**What is needed**
All of the material below is to be repeated exactly.

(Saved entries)
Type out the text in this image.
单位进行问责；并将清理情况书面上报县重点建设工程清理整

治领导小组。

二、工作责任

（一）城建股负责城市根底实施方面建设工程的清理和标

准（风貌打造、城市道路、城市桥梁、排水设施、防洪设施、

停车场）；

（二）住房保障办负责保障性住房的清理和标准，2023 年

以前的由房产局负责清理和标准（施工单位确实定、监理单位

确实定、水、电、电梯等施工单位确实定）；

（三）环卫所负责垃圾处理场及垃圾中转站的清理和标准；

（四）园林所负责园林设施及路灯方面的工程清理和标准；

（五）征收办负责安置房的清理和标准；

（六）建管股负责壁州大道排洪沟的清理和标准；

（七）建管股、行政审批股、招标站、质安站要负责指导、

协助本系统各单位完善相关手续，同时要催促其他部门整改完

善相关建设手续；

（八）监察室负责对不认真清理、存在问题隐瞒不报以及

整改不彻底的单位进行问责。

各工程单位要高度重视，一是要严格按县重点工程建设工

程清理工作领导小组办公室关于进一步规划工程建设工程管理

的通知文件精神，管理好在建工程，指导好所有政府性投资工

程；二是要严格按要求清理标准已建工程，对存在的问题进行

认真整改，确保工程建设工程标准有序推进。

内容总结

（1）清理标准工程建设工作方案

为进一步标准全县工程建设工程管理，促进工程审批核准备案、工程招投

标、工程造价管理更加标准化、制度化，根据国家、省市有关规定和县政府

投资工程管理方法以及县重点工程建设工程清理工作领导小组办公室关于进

**Solution to this exercise**
Type out the text in this image.
单位进行问责；并将清理情况书面上报县重点建设工程清理整

治领导小组。

二、工作责任

（一）城建股负责城市根底实施方面建设工程的清理和标

准（风貌打造、城市道路、城市桥梁、排水设施、防洪设施、

停车场）；

（二）住房保障办负责保障性住房的清理和标准，2023 年

以前的由房产局负责清理和标准（施工单位确实定、监理单位

确实定、水、电、电梯等施工单位确实定）；

（三）环卫所负责垃圾处理场及垃圾中转站的清理和标准；

（四）园林所负责园林设施及路灯方面的工程清理和标准；

（五）征收办负责安置房的清理和标准；

（六）建管股负责壁州大道排洪沟的清理和标准；

（七）建管股、行政审批股、招标站、质安站要负责指导、

协助本系统各单位完善相关手续，同时要催促其他部门整改完

善相关建设手续；

（八）监察室负责对不认真清理、存在问题隐瞒不报以及

整改不彻底的单位进行问责。

各工程单位要高度重视，一是要严格按县重点工程建设工

程清理工作领导小组办公室关于进一步规划工程建设工程管理

的通知文件精神，管理好在建工程，指导好所有政府性投资工

程；二是要严格按要求清理标准已建工程，对存在的问题进行

认真整改，确保工程建设工程标准有序推进。

内容总结

（1）清理标准工程建设工作方案

为进一步标准全县工程建设工程管理，促进工程审批核准备案、工程招投

标、工程造价管理更加标准化、制度化，根据国家、省市有关规定和县政府

投资工程管理方法以及县重点工程建设工程清理工作领导小组办公室关于进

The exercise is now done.